> [What is asked]: What is the number of lines in the entries that include the word "JSON"? Respond with the number only.

> [Dataset records]:

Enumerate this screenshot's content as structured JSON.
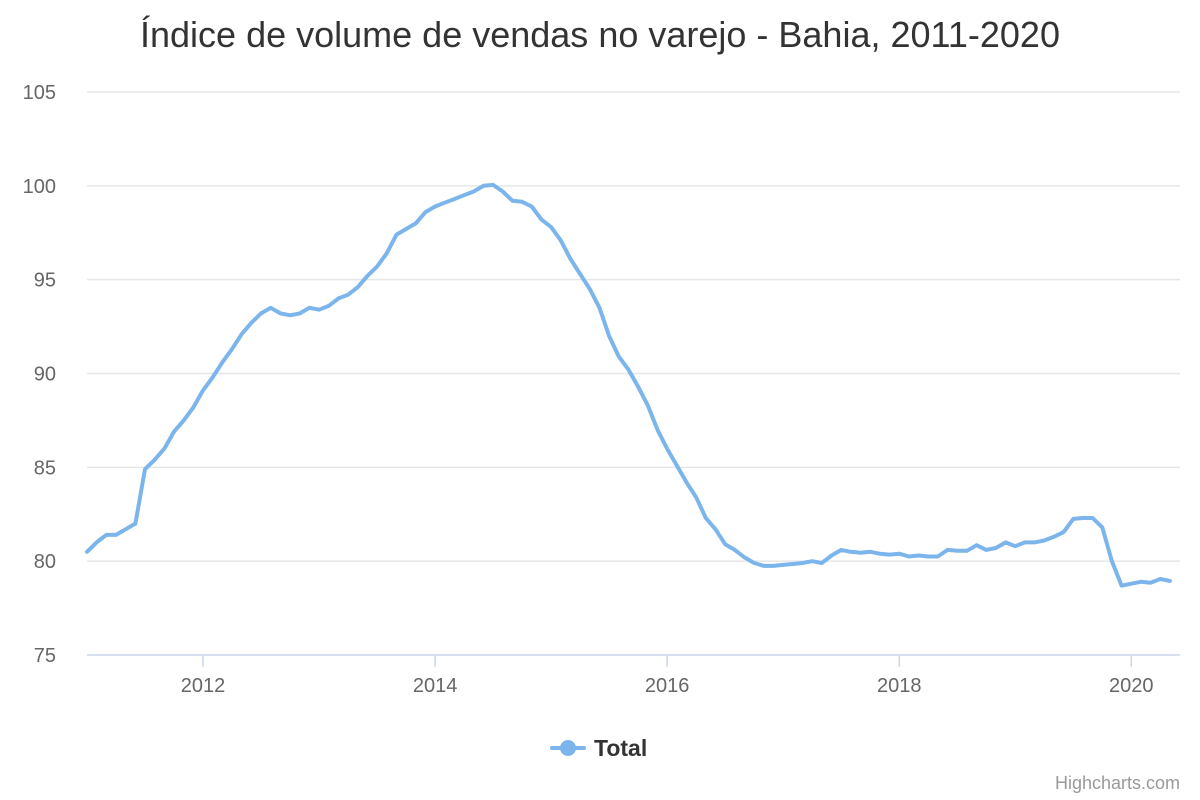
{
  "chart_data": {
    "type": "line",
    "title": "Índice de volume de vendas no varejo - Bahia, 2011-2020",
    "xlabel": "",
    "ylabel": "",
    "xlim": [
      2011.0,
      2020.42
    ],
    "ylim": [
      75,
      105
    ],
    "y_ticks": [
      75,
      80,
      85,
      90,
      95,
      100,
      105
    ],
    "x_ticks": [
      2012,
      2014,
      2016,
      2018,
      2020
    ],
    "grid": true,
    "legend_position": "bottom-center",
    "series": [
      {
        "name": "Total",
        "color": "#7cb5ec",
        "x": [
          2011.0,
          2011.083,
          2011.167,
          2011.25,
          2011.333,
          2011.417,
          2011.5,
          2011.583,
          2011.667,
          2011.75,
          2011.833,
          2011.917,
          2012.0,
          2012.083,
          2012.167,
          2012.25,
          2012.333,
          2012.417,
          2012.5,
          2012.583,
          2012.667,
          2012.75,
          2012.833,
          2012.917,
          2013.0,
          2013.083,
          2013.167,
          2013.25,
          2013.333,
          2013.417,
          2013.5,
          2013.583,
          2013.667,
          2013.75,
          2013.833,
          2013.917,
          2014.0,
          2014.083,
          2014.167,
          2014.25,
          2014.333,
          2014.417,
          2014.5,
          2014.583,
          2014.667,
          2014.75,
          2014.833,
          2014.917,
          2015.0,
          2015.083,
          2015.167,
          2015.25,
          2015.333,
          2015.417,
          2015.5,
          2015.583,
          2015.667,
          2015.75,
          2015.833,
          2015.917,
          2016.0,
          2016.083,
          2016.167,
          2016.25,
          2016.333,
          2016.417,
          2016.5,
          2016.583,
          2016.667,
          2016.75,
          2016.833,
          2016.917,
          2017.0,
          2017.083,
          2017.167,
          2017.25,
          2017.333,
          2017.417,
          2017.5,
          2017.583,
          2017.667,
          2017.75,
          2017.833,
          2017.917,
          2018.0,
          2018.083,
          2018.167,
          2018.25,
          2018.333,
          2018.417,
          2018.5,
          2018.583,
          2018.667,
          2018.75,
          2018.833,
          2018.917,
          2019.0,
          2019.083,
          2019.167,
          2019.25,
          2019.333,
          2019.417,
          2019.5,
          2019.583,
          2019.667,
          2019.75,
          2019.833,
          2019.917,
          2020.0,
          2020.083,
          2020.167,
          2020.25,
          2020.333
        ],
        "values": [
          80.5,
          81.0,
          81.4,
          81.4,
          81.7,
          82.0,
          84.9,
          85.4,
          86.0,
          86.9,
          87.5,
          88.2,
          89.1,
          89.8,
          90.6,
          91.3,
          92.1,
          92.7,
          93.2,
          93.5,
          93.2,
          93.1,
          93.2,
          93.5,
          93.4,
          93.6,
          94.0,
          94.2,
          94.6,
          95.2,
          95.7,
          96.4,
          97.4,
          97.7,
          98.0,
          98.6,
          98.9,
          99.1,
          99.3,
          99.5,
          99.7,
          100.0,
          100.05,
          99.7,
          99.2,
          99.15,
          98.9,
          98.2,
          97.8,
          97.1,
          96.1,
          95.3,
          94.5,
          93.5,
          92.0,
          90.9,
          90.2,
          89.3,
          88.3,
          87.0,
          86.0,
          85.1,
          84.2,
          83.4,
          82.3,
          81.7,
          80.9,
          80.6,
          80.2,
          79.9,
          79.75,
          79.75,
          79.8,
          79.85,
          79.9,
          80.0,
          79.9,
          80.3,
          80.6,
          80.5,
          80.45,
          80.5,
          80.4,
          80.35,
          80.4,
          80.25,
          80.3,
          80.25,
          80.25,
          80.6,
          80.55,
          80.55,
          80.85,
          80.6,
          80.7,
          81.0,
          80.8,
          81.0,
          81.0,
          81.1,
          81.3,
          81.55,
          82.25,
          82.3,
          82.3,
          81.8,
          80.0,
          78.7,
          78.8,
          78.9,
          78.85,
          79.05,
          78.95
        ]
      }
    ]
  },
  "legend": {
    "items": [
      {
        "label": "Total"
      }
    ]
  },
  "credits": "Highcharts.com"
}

==

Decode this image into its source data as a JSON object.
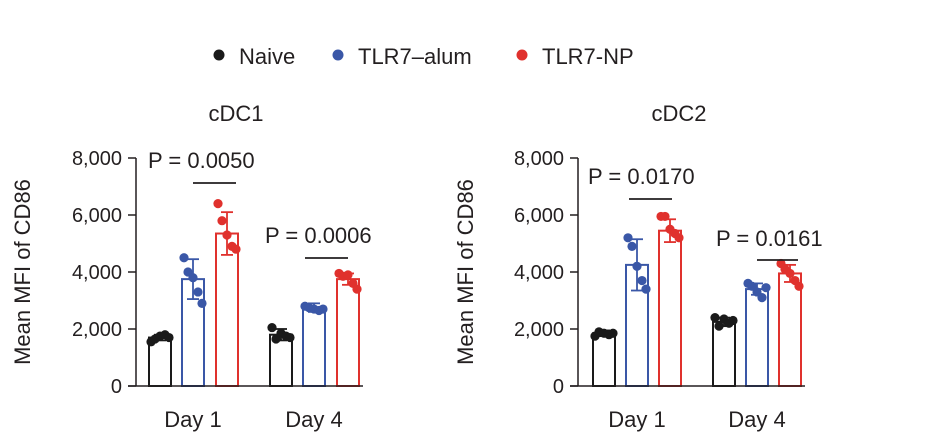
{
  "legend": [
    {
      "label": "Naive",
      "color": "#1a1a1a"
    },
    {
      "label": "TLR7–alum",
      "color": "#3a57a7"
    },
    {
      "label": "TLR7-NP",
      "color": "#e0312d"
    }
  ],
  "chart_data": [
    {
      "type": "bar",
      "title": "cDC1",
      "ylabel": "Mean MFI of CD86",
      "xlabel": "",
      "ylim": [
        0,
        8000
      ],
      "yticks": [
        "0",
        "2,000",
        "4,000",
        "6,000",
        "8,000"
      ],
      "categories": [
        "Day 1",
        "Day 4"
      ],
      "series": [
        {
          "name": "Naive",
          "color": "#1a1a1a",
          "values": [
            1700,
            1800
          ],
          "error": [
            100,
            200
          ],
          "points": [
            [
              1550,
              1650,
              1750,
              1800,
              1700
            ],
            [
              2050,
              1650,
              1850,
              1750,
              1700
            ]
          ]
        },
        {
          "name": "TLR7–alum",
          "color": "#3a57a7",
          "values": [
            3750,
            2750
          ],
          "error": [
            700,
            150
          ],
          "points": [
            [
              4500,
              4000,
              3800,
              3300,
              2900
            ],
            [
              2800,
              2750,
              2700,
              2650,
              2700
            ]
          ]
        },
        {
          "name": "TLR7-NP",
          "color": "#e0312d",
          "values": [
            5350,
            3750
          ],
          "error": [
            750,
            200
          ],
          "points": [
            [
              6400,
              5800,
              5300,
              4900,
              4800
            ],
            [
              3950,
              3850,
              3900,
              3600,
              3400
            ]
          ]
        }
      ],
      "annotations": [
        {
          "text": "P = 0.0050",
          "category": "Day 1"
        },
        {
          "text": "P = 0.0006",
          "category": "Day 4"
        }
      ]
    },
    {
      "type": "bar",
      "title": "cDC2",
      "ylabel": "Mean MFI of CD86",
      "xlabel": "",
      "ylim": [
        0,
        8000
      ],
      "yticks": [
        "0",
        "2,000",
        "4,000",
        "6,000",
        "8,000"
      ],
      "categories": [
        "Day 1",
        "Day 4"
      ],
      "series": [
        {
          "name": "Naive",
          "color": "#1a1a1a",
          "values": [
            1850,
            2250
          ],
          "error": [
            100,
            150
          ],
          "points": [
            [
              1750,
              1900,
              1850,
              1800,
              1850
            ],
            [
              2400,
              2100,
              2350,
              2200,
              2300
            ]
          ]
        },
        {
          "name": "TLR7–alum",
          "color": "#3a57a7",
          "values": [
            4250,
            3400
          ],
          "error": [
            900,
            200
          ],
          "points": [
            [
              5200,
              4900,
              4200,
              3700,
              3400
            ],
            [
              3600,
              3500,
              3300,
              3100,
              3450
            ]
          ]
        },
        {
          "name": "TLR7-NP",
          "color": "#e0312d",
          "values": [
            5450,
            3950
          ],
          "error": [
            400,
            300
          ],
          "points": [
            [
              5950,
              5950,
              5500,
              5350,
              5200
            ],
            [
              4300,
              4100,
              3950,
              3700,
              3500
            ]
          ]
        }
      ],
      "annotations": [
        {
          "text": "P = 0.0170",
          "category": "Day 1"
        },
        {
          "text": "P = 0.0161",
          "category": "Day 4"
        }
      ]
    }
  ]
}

> [Solution for this exercise]: 2